[What you should do]
In the records below, find each line with the word "Transcribe" and copy it.

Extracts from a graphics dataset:
>>>>>

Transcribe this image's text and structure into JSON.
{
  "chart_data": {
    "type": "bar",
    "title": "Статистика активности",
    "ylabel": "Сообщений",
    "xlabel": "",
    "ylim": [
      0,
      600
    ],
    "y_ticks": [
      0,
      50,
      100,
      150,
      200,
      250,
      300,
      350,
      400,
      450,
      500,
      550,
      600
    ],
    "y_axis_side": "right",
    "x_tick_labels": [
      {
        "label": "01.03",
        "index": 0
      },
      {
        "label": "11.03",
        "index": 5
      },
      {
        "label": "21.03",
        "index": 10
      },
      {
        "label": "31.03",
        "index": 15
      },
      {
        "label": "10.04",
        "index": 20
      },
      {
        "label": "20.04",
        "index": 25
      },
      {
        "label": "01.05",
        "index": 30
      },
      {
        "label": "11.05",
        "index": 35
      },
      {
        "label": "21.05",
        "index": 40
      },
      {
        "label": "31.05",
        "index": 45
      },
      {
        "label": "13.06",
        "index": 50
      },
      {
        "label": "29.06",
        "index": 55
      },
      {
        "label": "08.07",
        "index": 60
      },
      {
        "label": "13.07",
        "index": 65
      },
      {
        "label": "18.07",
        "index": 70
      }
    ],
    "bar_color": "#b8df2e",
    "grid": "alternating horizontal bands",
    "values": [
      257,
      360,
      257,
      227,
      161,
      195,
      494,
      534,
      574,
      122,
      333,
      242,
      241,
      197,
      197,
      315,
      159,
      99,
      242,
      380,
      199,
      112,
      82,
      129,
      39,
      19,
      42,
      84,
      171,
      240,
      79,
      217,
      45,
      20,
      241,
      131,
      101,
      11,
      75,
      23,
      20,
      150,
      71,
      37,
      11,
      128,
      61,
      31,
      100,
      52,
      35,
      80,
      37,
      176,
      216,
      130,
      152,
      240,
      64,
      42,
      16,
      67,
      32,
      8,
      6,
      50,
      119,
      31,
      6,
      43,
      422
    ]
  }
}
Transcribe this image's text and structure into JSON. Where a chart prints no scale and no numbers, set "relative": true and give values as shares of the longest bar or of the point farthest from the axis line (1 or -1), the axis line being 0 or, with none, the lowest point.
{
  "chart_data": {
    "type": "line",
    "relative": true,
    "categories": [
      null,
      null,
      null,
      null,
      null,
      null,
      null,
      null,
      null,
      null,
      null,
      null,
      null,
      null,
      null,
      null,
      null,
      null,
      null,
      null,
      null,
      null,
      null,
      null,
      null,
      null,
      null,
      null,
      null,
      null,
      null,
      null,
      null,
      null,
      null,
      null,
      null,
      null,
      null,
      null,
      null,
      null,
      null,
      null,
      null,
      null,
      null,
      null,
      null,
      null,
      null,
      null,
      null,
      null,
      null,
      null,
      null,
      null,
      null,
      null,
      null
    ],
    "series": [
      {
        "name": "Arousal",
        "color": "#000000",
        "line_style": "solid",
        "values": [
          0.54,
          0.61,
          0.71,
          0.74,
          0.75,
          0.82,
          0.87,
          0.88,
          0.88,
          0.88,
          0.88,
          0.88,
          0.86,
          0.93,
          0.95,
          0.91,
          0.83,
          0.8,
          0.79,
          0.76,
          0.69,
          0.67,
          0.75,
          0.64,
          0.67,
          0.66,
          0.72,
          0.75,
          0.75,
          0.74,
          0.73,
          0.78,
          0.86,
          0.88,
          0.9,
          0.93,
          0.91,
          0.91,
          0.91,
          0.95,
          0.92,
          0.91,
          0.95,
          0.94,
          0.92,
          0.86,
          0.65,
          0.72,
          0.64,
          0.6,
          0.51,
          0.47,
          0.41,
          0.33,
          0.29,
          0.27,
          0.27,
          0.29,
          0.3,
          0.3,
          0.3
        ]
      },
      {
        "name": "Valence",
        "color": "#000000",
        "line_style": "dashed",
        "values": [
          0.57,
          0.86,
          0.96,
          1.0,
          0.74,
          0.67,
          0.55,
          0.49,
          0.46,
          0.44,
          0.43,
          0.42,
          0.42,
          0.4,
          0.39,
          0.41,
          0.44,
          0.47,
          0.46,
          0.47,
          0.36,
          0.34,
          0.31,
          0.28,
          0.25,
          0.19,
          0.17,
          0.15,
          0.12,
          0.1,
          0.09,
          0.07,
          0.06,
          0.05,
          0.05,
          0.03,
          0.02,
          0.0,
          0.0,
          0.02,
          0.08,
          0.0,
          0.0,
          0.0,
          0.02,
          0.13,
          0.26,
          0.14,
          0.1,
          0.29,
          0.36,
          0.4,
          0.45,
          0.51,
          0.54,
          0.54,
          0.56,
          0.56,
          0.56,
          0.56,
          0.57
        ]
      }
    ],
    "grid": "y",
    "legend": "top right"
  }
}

<<<<<

[Reply to the exercise]
Transcribe this image's text and structure into JSON.
Transcribe this image's text and structure into JSON. Where a chart prints no scale and no numbers, set "relative": true and give values as shares of the longest bar or of the point farthest from the axis line (1 or -1), the axis line being 0 or, with none, the lowest point.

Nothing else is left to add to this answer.